Teks Bacaan ▸

Rabu, 13 Juli 2022

 

Bagaimana Pemerintah Cegah Migrasi Setelah Harga Elpiji Naik

Caesar Akbar :   Jurnalis Tempo

KORAN TEMPO, 12 Juli 2022

 

 

                                                           

Pemerintah mematangkan rencana penerapan subsidi energi tertutup, salah satunya elpiji, untuk memastikan penyaluran dana pemerintah tepat sasaran. Di samping itu, skema tersebut dianggap bisa meredam migrasi konsumen produk non-subsidi ke produk subsidi.

 

Deputi Bidang Koordinasi Ekonomi Makro dan Keuangan Kementerian Koordinator Perekonomian, Iskandar Simorangkir, mengatakan penerapan subsidi tertutup akan mengandalkan sistem milik PT Pertamina (Persero). "Nantinya akan pakai sistem IT Pertamina untuk subsidi tertutup kepada yang berhak saja," ujar dia kepada Tempo. Ia mengatakan sampai sekarang penerapan skema tersebut masih dalam tahap transisi.

 

Sekretaris Perusahaan PT Pertamina Patra Niaga, Irto Ginting, mengatakan perseroan masih mengembangkan sistem MyPertamina untuk penerapan subsidi tertutup elpiji tersebut. Namun dia belum bisa memastikan kapan sistem tersebut bisa diimplementasikan. "Masih dalam proses pengembangan sistem. Belum akan mulai," ujar dia.

 

Isu potensi migrasi konsumen dari produk non-subsidi ke produk subsidi mencuat setelah Pertamina mengumumkan kenaikan harga elpiji non-subsidi sebesar Rp 2.000 per kilogram. Kenaikan harga itu akan memperlebar jarak antara elpiji bersubsidi dan yang non-subsidi.

 

Harga Elpiji 12 Kg Rp 213 Ribu

 

Menyitir laman resmi Pertamina, Bright Gas 5,5 kilogram kini dibanderol Rp 100 ribu atau sekitar Rp 18 ribu per kilogram. Sedangkan untuk ukuran 12 kilogram dijual Rp 213 ribu atau sekitar Rp 17.750 per kilogram di DKI Jakarta. Sementara itu, harga tabung gas "melon" alias 3 kilogram masih dipatok Rp 21 ribu atau Rp 7.000 per kilogram.

 

"Harga ini masih sangat kompetitif dibanding produk dengan kualitas setara. Untuk yang subsidi, pemerintah masih turut andil besar dengan tidak menyesuaikan harganya," tutur Irto.

 

Dia mengatakan penyesuaian itu terus dilakukan secara berkala sesuai dengan Keputusan Menteri Energi dan Sumber Daya Mineral 62/K/12/MEM/2020 tentang formulasi harga jenis bahan bakar umum (JBU). Penyesuaian harga itu, kata dia, dilakukan mengikuti tren harga pada industri minyak dan gas dunia.

 

"Saat ini penyesuaian kami lakukan kembali untuk produk Pertamax Turbo dan Dex Series yang porsinya sekitar 5 persen dari total konsumsi BBM nasional, serta produk elpiji non-subsidi yang porsinya sekitar 6 persen dari total konsumsi elpiji nasional,” kata Irto.

Bahan Terkumpul ▸
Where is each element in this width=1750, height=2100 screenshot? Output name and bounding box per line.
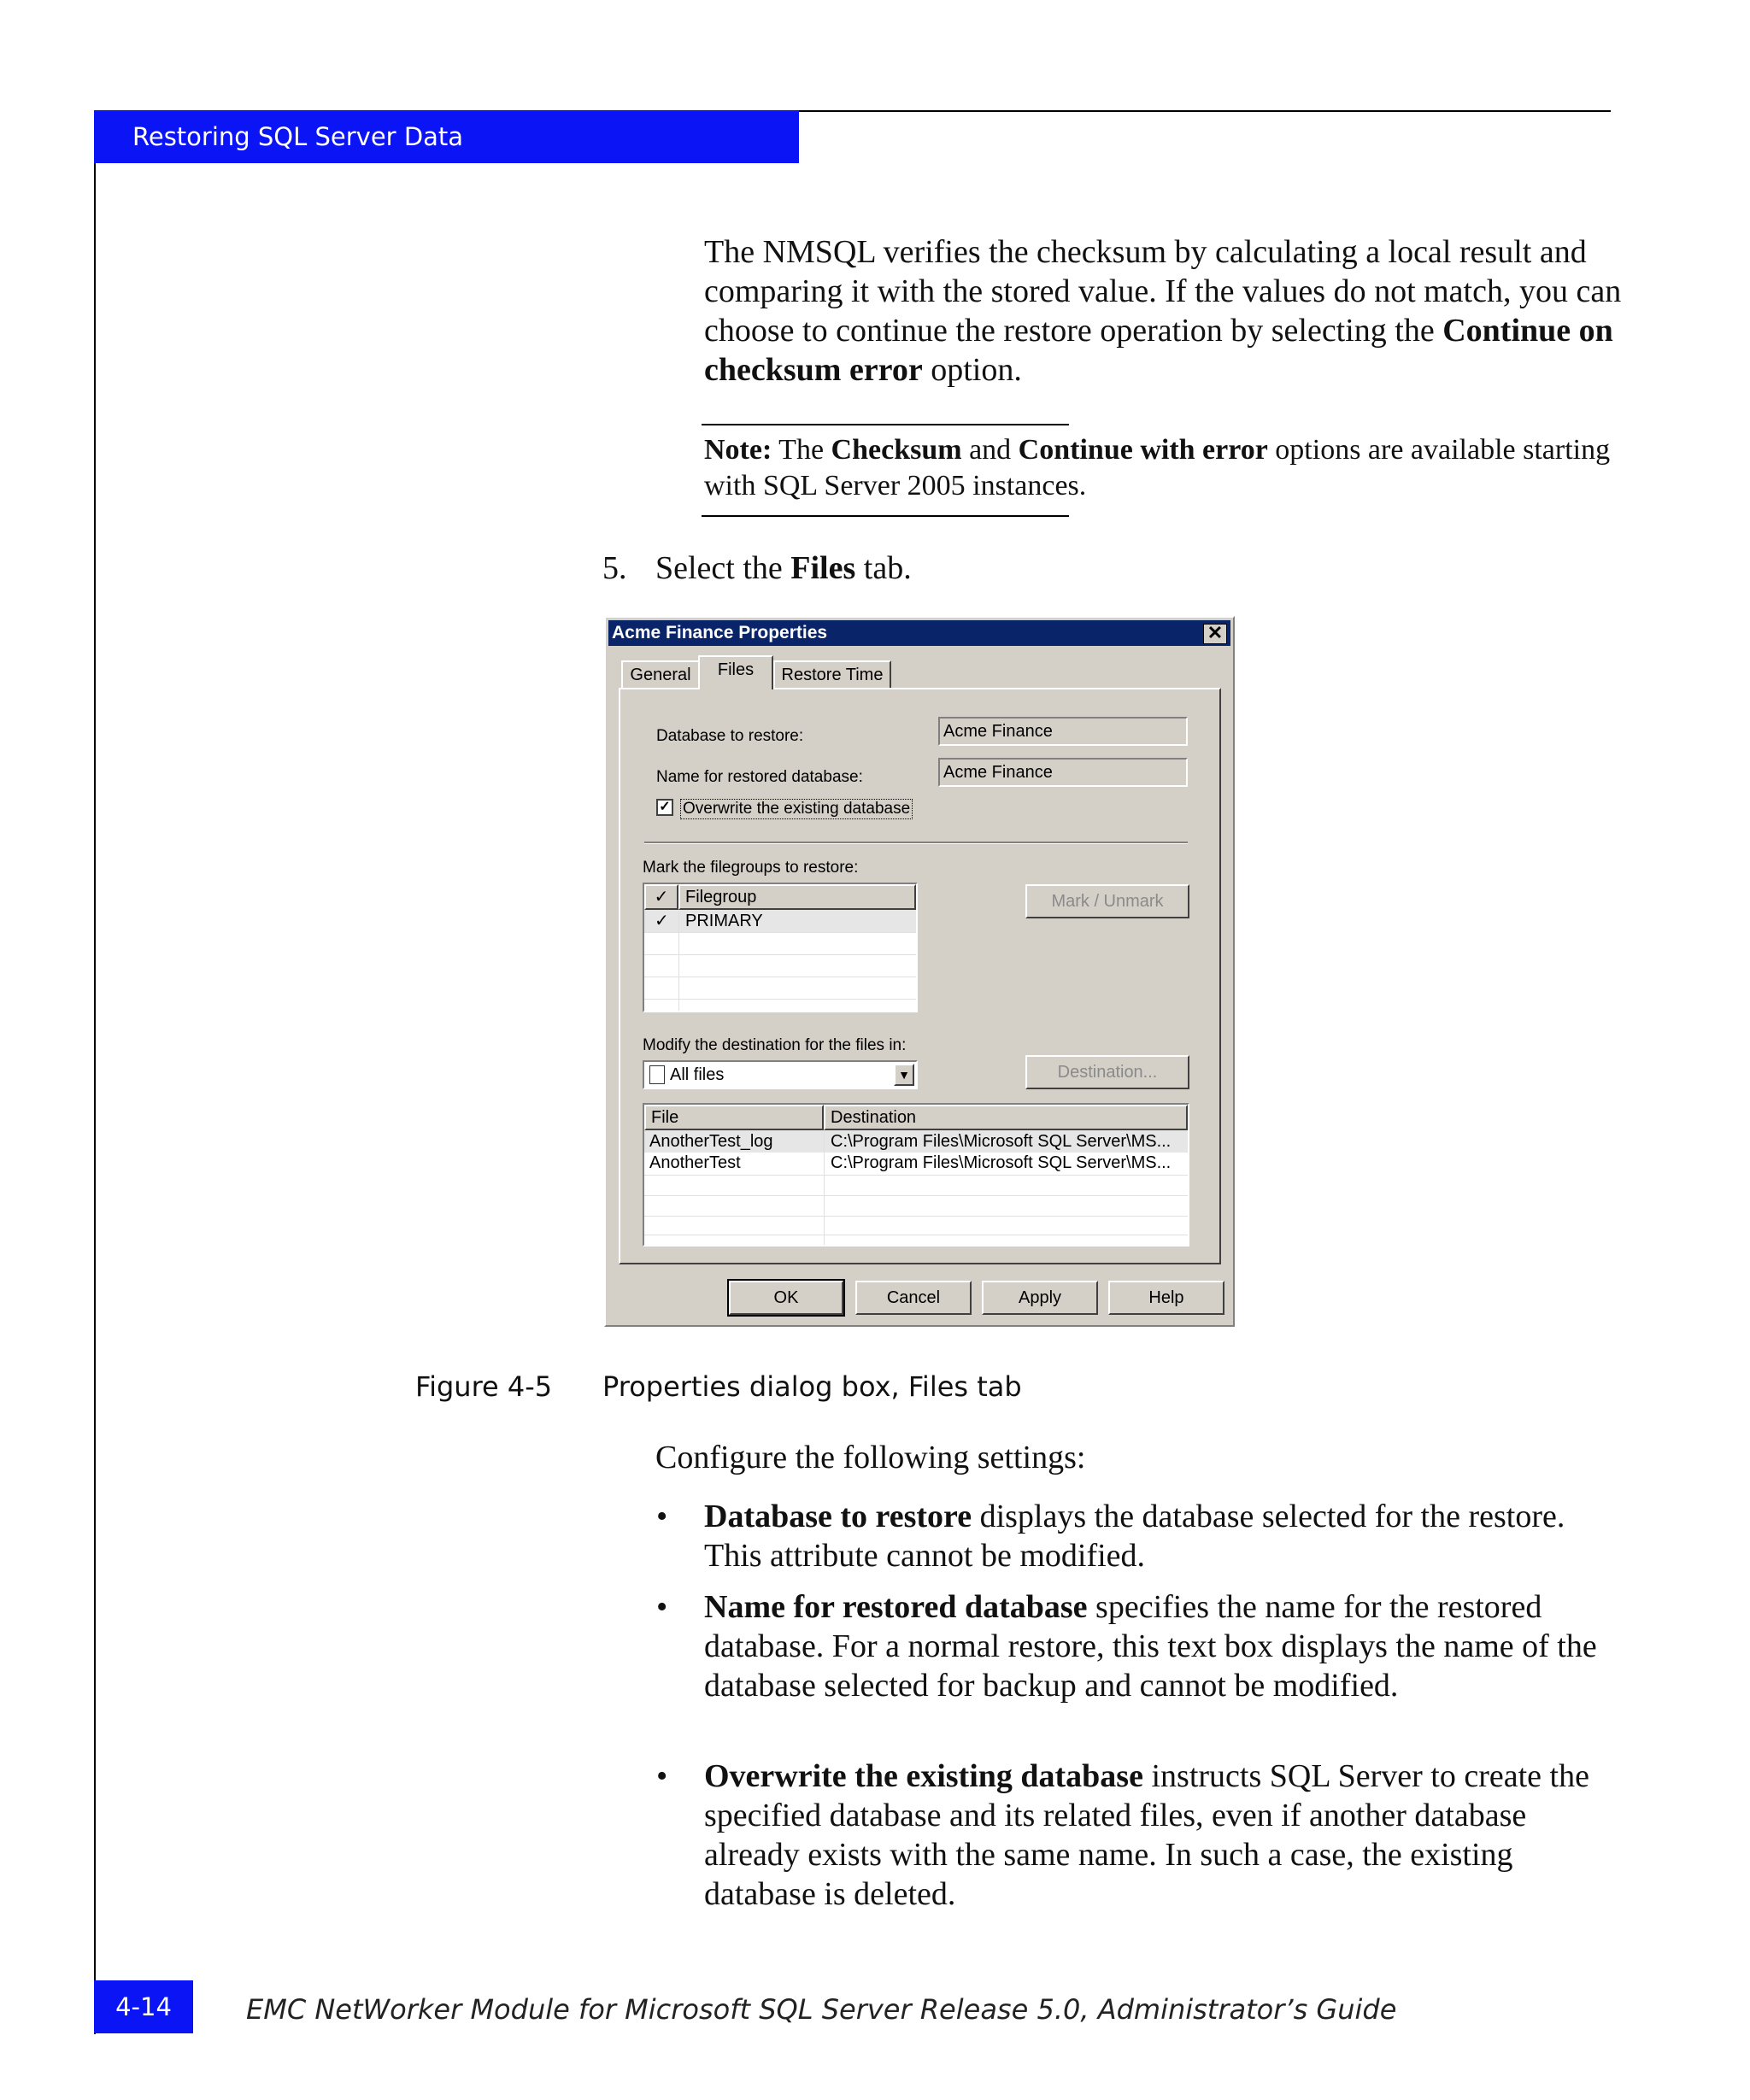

Yang Diminta ▸
[A] Cetak bagian artikel harga elpiji yang dimulai dari "Dia mengatakan penyesuaian" dan berakhir pada "dan gas dunia.".
[B] Jawab pertanyaan berikut berdasarkan artikel harga elpiji.
(i) Berapa kenaikan harga elpiji non-subsidi per kilogram yang diumumkan Pertamina?
(ii) Berapa harga tabung gas 3 kilogram?
(iii) Sistem apa yang masih dikembangkan PT Pertamina Patra Niaga untuk subsidi tertutup elpiji?
[C] Tolong sebutkan semua nominal harga dalam rupiah yang tercantum di artikel harga elpiji. Tulis setiap nominal satu kali saja.
Baris-baris data tidak berperan apa pun di sini.

Jawaban Tiap Tugas ▸
[A]
Dia mengatakan penyesuaian itu terus dilakukan secara berkala sesuai dengan Keputusan Menteri Energi dan Sumber Daya Mineral 62/K/12/MEM/2020 tentang formulasi harga jenis bahan bakar umum (JBU). Penyesuaian harga itu, kata dia, dilakukan mengikuti tren harga pada industri minyak dan gas dunia.

[B]
(i) Rp 2.000 per kilogram.
(ii) Rp 21 ribu, atau Rp 7.000 per kilogram.
(iii) Sistem MyPertamina.

[C]
Rp 2.000
Rp 100 ribu
Rp 18 ribu
Rp 213 ribu
Rp 17.750
Rp 21 ribu
Rp 7.000